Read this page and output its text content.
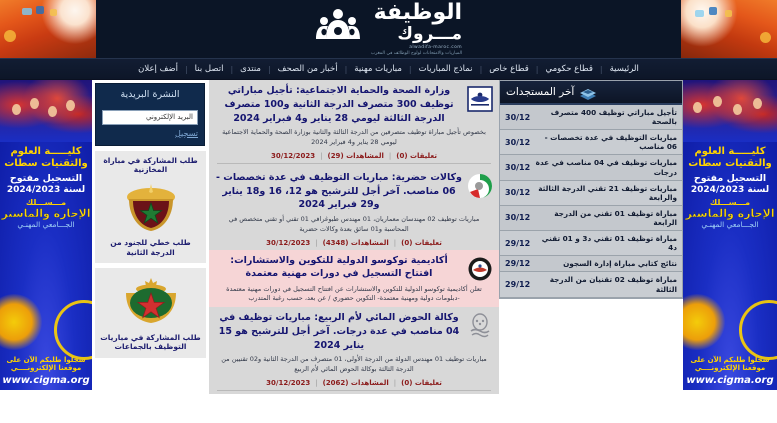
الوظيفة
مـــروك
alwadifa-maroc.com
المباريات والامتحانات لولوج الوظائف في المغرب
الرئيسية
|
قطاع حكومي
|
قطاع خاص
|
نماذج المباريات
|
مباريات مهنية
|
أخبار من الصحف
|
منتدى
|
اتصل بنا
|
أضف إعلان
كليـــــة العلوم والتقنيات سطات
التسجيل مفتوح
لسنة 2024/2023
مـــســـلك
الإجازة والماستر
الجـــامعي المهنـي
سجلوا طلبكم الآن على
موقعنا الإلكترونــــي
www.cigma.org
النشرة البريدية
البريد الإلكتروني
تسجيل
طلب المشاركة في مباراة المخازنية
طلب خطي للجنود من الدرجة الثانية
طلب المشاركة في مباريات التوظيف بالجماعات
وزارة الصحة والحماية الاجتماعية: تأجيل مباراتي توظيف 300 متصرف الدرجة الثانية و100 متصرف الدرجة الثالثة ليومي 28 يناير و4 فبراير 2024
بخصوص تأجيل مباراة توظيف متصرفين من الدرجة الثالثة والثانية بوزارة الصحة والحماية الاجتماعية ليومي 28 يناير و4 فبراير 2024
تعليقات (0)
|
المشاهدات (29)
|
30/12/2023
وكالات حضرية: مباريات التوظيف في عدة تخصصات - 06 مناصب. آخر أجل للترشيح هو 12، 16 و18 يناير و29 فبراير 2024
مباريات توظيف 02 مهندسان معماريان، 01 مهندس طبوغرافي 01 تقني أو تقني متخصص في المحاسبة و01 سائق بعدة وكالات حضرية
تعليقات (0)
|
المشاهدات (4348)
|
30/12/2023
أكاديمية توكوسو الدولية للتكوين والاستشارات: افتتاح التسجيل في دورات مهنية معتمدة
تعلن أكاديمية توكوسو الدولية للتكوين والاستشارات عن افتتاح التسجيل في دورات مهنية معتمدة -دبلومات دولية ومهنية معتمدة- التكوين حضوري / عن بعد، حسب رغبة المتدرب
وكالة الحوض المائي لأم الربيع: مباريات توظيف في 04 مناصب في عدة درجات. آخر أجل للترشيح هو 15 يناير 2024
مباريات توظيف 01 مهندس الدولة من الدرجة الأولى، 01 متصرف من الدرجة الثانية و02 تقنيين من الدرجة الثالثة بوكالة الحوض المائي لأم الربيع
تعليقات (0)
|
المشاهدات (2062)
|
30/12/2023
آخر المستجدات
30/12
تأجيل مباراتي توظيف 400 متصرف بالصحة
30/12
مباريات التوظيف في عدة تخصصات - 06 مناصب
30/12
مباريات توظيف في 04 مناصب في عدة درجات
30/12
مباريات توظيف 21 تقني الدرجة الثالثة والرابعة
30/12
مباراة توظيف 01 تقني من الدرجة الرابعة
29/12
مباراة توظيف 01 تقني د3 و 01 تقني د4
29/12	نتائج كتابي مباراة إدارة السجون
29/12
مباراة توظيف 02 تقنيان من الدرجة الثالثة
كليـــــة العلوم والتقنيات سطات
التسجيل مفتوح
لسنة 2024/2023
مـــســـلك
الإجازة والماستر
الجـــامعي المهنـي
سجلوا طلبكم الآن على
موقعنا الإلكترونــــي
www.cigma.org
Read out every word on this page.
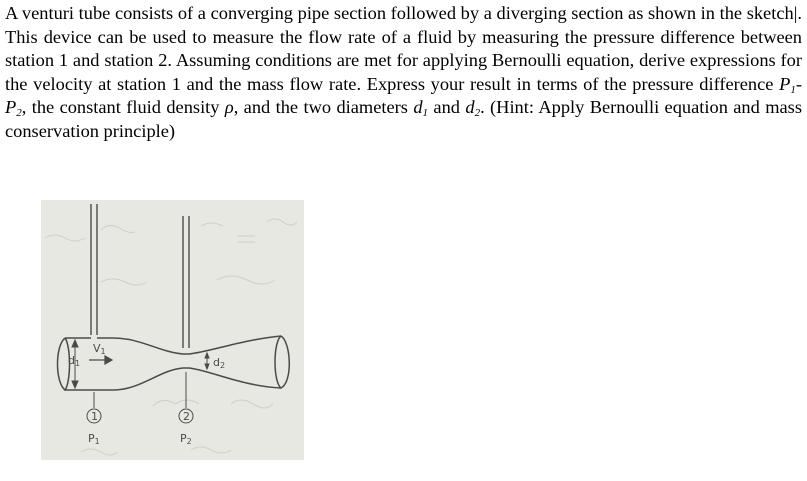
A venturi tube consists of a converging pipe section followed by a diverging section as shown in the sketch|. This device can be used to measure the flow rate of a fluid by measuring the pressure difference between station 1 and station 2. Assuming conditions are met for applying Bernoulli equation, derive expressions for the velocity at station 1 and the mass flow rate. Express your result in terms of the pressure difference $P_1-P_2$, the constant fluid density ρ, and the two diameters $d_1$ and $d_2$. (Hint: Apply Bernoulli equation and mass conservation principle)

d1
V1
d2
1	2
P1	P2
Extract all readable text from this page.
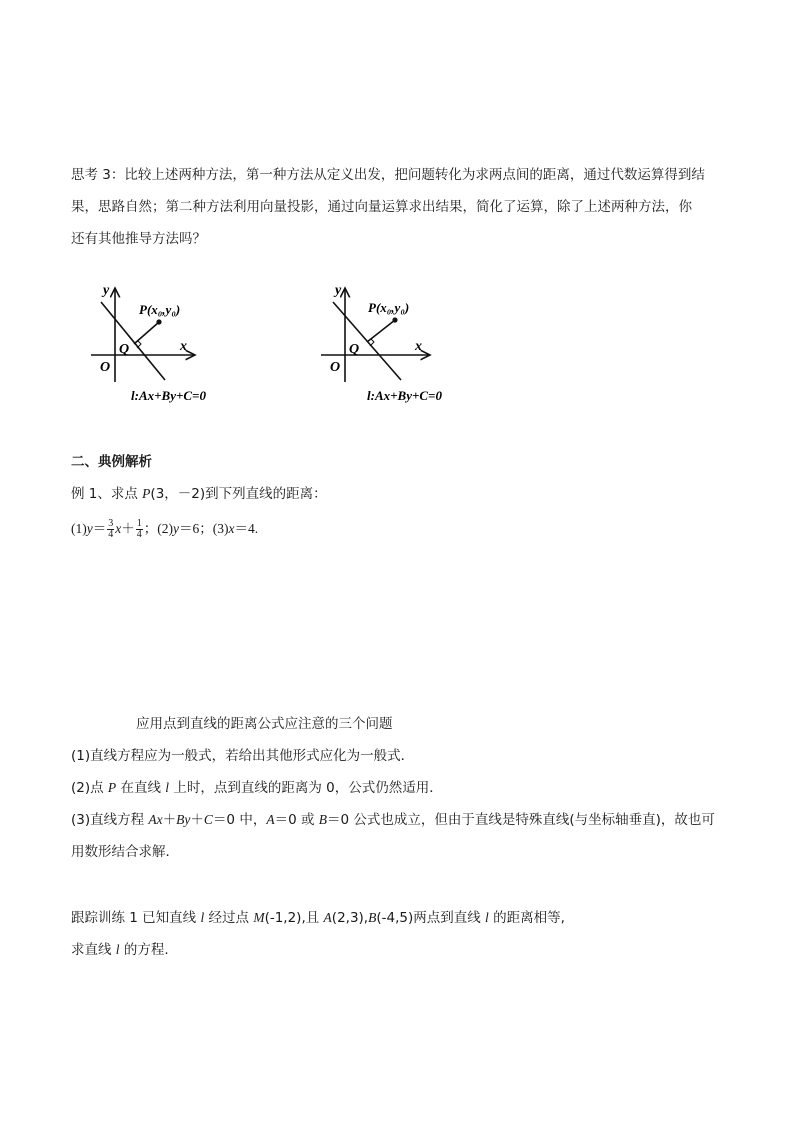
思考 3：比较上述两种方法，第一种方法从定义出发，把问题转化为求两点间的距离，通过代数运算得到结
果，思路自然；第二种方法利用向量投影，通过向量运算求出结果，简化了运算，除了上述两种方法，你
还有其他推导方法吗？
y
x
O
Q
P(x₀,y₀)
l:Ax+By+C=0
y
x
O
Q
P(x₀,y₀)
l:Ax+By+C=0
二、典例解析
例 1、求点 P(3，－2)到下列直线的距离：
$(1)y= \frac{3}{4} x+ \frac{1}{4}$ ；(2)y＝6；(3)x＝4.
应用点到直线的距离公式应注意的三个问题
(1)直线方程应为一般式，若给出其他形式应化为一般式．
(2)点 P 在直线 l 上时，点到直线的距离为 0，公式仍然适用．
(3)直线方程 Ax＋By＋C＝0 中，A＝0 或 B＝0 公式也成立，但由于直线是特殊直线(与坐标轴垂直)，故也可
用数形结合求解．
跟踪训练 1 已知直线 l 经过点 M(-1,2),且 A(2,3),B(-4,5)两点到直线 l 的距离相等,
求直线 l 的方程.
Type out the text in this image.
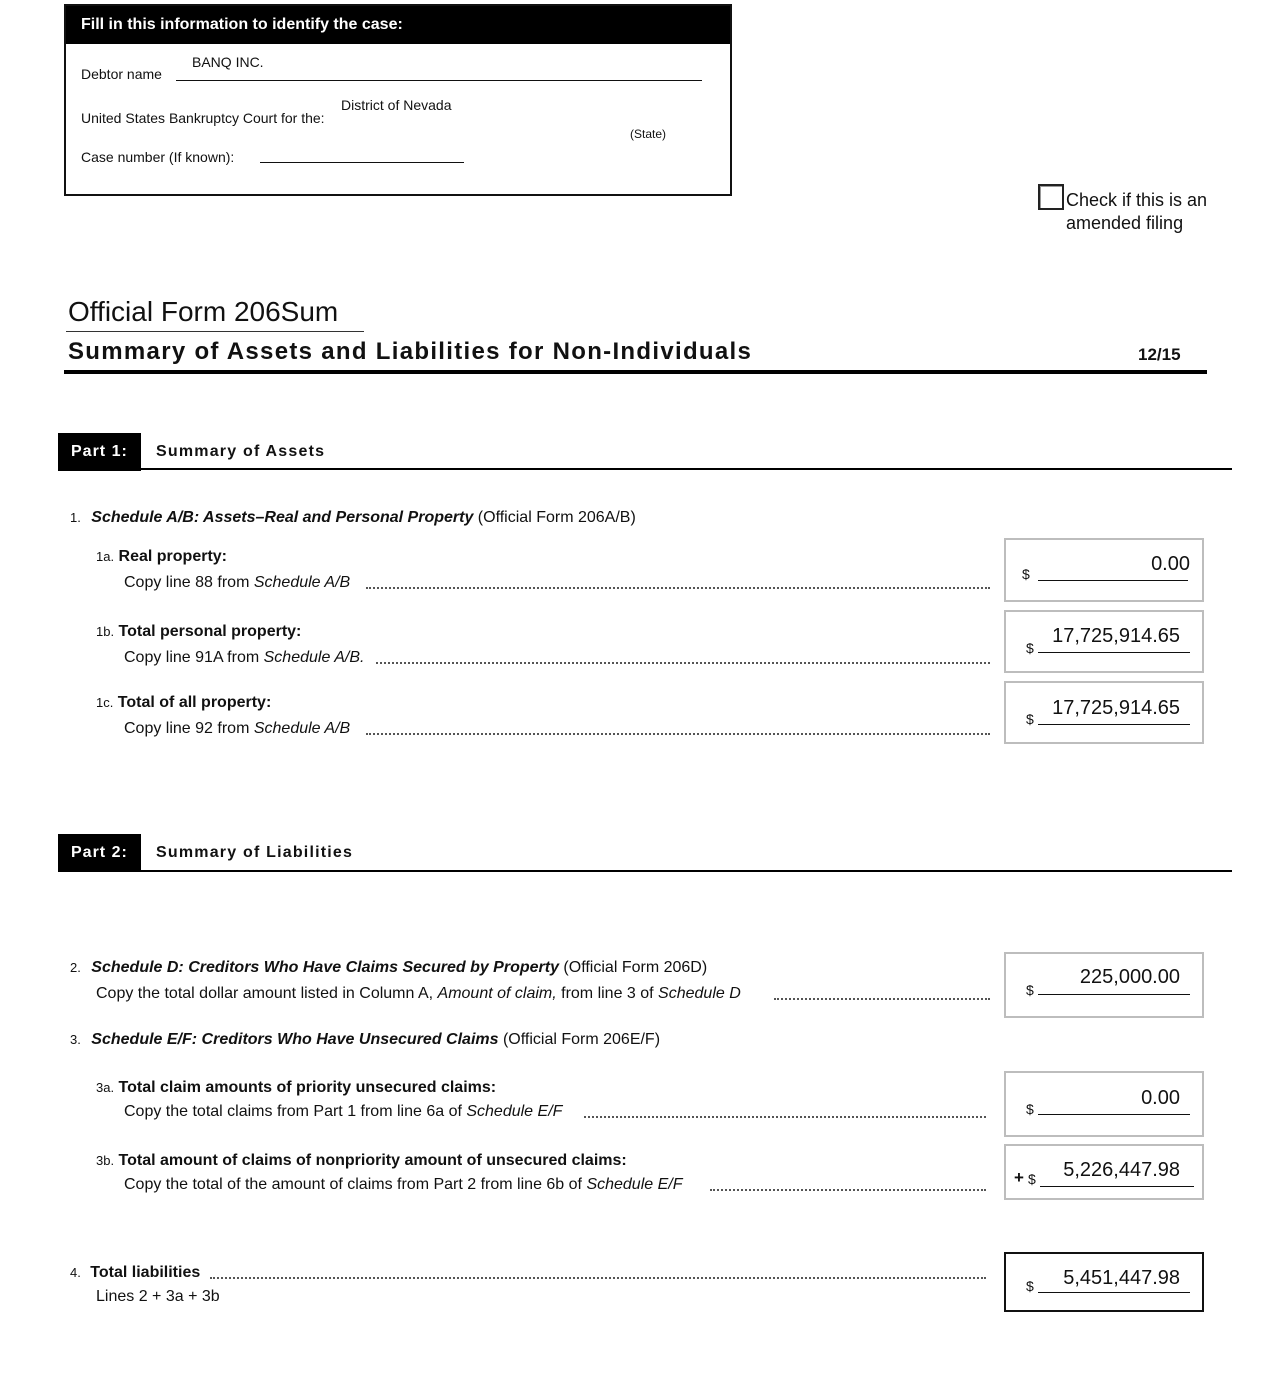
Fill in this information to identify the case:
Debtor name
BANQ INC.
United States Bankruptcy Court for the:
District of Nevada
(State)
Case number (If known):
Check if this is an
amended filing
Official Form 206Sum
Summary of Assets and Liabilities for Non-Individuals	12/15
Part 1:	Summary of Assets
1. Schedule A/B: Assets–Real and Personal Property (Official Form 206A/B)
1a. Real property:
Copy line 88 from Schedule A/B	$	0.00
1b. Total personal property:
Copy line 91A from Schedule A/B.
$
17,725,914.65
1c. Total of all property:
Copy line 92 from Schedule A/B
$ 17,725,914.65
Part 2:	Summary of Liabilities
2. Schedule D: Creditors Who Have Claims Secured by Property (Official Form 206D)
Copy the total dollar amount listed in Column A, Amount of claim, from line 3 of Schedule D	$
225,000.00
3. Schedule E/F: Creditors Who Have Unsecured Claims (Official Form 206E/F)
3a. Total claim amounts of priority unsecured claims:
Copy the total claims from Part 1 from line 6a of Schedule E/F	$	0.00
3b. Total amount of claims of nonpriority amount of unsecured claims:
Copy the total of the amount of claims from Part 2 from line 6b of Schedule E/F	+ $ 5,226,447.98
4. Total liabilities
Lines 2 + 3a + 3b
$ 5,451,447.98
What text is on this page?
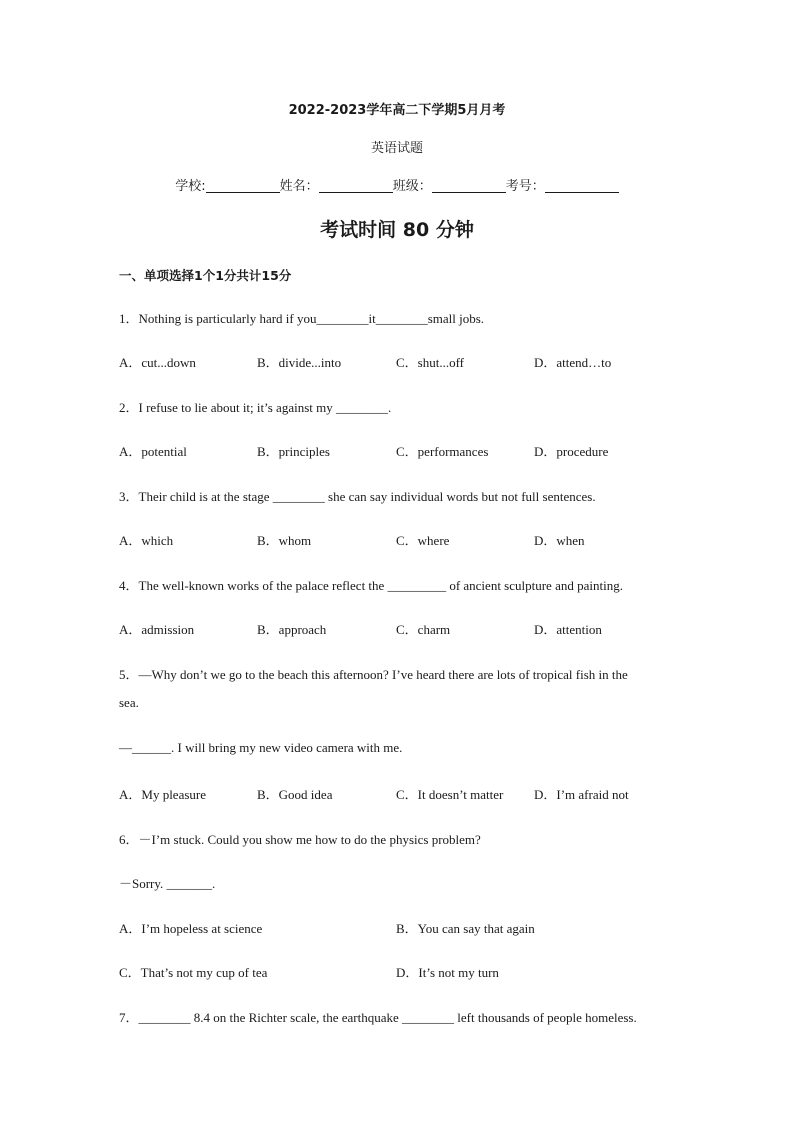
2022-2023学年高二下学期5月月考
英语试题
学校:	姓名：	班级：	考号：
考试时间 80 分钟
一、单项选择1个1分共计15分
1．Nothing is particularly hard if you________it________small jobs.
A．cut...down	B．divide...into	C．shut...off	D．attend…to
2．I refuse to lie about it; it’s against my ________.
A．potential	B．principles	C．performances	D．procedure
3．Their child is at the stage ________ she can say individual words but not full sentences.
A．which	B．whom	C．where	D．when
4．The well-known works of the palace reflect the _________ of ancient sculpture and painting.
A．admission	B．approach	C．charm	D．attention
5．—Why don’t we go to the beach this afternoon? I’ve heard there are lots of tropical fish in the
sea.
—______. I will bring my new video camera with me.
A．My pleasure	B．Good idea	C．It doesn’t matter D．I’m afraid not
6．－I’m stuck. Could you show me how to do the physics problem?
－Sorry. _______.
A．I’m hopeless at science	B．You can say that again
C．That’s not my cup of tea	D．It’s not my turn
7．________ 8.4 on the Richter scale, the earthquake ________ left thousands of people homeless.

= = = = =

(WORK TO COMPLETE) Which lines include the word "الحوض"? Copy every one of them.

(OUTPUT FOR THIS EXERCISE)
وكالة الحوض المائي لأم الربيع: مباريات توظيف في 04 مناصب في عدة درجات. آخر أجل للترشيح هو 15 يناير 2024
مباريات توظيف 01 مهندس الدولة من الدرجة الأولى، 01 متصرف من الدرجة الثانية و02 تقنيين من الدرجة الثالثة بوكالة الحوض المائي لأم الربيع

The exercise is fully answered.